[Collection entries]
========================
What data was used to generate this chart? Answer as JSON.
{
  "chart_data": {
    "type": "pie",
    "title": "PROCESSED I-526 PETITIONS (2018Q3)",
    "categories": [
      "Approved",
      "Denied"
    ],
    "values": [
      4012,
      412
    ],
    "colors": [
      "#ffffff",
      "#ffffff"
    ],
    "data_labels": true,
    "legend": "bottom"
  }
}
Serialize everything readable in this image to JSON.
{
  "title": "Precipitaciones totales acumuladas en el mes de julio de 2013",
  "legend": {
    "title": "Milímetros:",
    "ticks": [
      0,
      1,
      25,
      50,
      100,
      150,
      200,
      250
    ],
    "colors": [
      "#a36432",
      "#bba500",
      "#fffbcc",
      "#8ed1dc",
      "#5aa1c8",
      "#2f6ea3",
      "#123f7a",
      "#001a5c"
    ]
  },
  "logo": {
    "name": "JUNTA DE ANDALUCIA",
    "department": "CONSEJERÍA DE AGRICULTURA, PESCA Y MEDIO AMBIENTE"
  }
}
========================
- To be done: Please repeat all the records above exactly as they appear.

- Exercise solution:
What data was used to generate this chart? Answer as JSON.
{
  "chart_data": {
    "type": "pie",
    "title": "PROCESSED I-526 PETITIONS (2018Q3)",
    "categories": [
      "Approved",
      "Denied"
    ],
    "values": [
      4012,
      412
    ],
    "colors": [
      "#ffffff",
      "#ffffff"
    ],
    "data_labels": true,
    "legend": "bottom"
  }
}
Serialize everything readable in this image to JSON.
{
  "title": "Precipitaciones totales acumuladas en el mes de julio de 2013",
  "legend": {
    "title": "Milímetros:",
    "ticks": [
      0,
      1,
      25,
      50,
      100,
      150,
      200,
      250
    ],
    "colors": [
      "#a36432",
      "#bba500",
      "#fffbcc",
      "#8ed1dc",
      "#5aa1c8",
      "#2f6ea3",
      "#123f7a",
      "#001a5c"
    ]
  },
  "logo": {
    "name": "JUNTA DE ANDALUCIA",
    "department": "CONSEJERÍA DE AGRICULTURA, PESCA Y MEDIO AMBIENTE"
  }
}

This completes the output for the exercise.